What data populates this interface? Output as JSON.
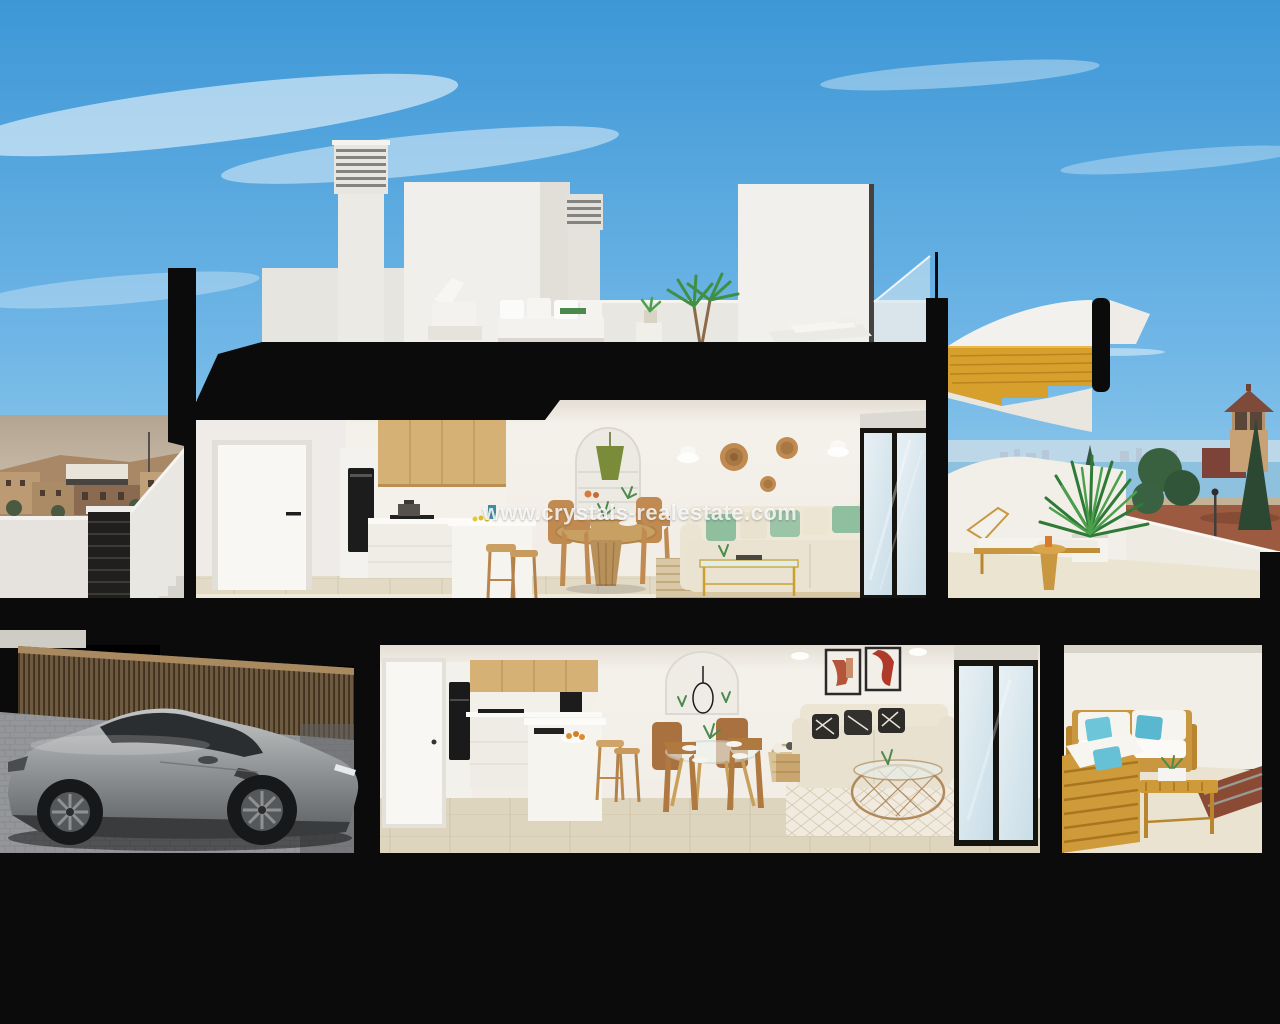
{
  "watermark": {
    "text": "www.crystals-realestate.com"
  },
  "scene": {
    "type": "3d-architectural-cross-section-render",
    "subject": "two-story coastal townhouse cutaway with roof terrace, garage with sports car, sea view",
    "palette": {
      "sky_top": "#3d97d6",
      "sky_bottom": "#a2d3ee",
      "section_cut_black": "#0b0b0b",
      "wall_white": "#f3f0ea",
      "floor_tile": "#ded5bf",
      "wood_cabinet": "#d5b175",
      "stair_wood": "#d79f2c",
      "outdoor_wood": "#c9973f",
      "rattan": "#c08a50",
      "sofa_cream": "#e9e1cf",
      "pillow_green": "#8fbf9f",
      "pillow_teal": "#6cc5d9",
      "sea": "#8ec1dd",
      "field_red": "#9c5a40",
      "car_silver": "#9fa1a3",
      "fence_wood": "#6e5a40",
      "pavement_grey": "#94969a"
    }
  }
}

• **WHAT IS ASKED**: Set the listing down in full and exactly. Pictures within it should not appear in the copy.

• **FINAL ANSWER**:
What data populates this interface? Output as JSON.
{
  "watermark": {
    "text": "www.crystals-realestate.com"
  },
  "scene": {
    "type": "3d-architectural-cross-section-render",
    "subject": "two-story coastal townhouse cutaway with roof terrace, garage with sports car, sea view",
    "palette": {
      "sky_top": "#3d97d6",
      "sky_bottom": "#a2d3ee",
      "section_cut_black": "#0b0b0b",
      "wall_white": "#f3f0ea",
      "floor_tile": "#ded5bf",
      "wood_cabinet": "#d5b175",
      "stair_wood": "#d79f2c",
      "outdoor_wood": "#c9973f",
      "rattan": "#c08a50",
      "sofa_cream": "#e9e1cf",
      "pillow_green": "#8fbf9f",
      "pillow_teal": "#6cc5d9",
      "sea": "#8ec1dd",
      "field_red": "#9c5a40",
      "car_silver": "#9fa1a3",
      "fence_wood": "#6e5a40",
      "pavement_grey": "#94969a"
    }
  }
}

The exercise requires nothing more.